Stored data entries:
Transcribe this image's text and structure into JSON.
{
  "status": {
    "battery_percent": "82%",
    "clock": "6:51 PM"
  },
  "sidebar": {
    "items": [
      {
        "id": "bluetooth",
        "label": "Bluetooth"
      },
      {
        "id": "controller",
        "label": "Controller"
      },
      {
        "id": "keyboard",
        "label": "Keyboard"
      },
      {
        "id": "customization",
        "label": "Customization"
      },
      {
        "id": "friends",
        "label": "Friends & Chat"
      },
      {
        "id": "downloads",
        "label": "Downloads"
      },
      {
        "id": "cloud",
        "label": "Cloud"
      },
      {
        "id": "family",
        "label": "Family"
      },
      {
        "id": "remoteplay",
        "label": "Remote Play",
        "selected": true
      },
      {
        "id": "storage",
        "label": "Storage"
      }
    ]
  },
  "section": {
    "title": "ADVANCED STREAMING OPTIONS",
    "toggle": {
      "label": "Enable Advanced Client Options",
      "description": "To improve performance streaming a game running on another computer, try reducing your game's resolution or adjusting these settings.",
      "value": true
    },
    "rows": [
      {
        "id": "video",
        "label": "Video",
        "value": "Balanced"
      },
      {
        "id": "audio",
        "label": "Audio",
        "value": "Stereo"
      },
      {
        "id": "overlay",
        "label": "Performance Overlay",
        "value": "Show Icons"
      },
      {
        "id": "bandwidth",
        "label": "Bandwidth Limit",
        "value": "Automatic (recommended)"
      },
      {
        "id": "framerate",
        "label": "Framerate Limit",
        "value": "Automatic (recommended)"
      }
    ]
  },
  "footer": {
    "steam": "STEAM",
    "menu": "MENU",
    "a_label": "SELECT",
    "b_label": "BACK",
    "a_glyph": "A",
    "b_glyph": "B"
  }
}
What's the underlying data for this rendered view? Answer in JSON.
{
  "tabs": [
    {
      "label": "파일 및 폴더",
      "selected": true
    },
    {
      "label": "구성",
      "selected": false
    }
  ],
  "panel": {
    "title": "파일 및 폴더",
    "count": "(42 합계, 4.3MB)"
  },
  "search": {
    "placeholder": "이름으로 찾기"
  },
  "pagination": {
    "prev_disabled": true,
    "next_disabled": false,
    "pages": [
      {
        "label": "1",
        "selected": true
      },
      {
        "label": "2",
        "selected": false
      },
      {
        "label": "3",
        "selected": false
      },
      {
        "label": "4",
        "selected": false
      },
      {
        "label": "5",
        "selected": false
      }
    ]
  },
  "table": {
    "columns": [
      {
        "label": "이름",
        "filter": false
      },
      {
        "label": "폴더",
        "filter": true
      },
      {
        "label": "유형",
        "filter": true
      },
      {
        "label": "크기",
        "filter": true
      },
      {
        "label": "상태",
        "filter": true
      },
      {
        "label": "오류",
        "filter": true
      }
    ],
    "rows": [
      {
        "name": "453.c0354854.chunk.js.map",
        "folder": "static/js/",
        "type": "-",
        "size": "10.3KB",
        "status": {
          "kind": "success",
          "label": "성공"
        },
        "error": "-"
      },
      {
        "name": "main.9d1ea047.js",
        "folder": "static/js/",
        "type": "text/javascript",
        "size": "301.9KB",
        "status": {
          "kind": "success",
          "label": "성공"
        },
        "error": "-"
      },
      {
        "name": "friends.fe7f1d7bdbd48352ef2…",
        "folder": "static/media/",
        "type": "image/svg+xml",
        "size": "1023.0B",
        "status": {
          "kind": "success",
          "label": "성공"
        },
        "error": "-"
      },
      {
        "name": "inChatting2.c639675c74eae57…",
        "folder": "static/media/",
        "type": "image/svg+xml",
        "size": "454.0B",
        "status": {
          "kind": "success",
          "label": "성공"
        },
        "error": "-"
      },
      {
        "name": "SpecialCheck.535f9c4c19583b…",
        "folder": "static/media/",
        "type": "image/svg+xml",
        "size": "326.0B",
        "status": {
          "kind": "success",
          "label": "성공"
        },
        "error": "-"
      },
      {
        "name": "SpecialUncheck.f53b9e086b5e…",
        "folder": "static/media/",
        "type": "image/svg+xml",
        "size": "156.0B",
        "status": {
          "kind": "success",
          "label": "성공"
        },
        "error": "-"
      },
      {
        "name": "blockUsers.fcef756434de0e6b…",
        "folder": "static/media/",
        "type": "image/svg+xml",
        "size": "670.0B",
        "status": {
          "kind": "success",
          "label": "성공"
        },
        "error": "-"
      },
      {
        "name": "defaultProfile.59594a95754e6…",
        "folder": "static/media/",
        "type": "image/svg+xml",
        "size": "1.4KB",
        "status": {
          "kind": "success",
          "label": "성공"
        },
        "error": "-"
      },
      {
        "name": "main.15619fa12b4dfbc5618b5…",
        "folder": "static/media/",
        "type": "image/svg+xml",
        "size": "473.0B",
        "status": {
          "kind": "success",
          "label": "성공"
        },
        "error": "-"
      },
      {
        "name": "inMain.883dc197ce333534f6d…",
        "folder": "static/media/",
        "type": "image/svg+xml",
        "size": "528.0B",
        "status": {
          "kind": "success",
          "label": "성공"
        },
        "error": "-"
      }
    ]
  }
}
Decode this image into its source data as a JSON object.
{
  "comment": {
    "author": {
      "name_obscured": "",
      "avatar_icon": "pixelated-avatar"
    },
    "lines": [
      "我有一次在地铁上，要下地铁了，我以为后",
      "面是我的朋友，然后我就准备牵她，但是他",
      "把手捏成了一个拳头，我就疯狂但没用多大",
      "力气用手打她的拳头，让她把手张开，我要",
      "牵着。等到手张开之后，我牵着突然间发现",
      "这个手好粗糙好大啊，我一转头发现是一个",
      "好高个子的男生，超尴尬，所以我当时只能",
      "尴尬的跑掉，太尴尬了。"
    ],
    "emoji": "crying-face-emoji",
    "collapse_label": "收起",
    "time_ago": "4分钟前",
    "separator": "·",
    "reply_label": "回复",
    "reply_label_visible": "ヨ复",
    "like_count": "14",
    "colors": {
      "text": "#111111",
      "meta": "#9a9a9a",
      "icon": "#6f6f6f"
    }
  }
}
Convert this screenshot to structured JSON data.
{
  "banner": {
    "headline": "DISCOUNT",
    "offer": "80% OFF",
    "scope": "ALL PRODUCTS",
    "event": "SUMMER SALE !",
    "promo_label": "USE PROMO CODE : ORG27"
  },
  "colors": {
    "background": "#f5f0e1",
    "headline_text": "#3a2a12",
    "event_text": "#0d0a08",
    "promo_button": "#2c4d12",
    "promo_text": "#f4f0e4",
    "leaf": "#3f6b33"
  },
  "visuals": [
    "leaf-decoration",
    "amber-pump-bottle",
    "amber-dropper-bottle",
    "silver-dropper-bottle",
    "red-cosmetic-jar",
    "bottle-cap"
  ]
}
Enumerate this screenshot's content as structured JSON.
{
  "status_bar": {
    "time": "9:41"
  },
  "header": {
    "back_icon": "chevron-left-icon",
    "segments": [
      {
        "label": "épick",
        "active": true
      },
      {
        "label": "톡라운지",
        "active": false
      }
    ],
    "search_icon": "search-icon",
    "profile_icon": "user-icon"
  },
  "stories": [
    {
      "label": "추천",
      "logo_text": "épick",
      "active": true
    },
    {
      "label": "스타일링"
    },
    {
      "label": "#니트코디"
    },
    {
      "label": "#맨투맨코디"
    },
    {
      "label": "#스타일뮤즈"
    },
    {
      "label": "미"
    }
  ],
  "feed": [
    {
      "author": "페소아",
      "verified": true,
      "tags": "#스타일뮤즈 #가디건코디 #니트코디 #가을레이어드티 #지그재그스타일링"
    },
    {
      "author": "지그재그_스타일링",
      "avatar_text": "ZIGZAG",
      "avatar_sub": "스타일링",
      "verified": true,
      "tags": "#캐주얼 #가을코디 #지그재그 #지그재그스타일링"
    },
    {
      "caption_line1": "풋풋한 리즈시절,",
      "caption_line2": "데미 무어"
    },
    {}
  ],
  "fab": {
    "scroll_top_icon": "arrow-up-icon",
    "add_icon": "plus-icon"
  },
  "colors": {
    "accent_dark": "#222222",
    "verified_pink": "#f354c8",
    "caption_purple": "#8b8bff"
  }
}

**Given task**
Reproduce every line from the entries that holds the word "스타일뮤즈".

**Written reply**
      "label": "#스타일뮤즈"
      "tags": "#스타일뮤즈 #가디건코디 #니트코디 #가을레이어드티 #지그재그스타일링"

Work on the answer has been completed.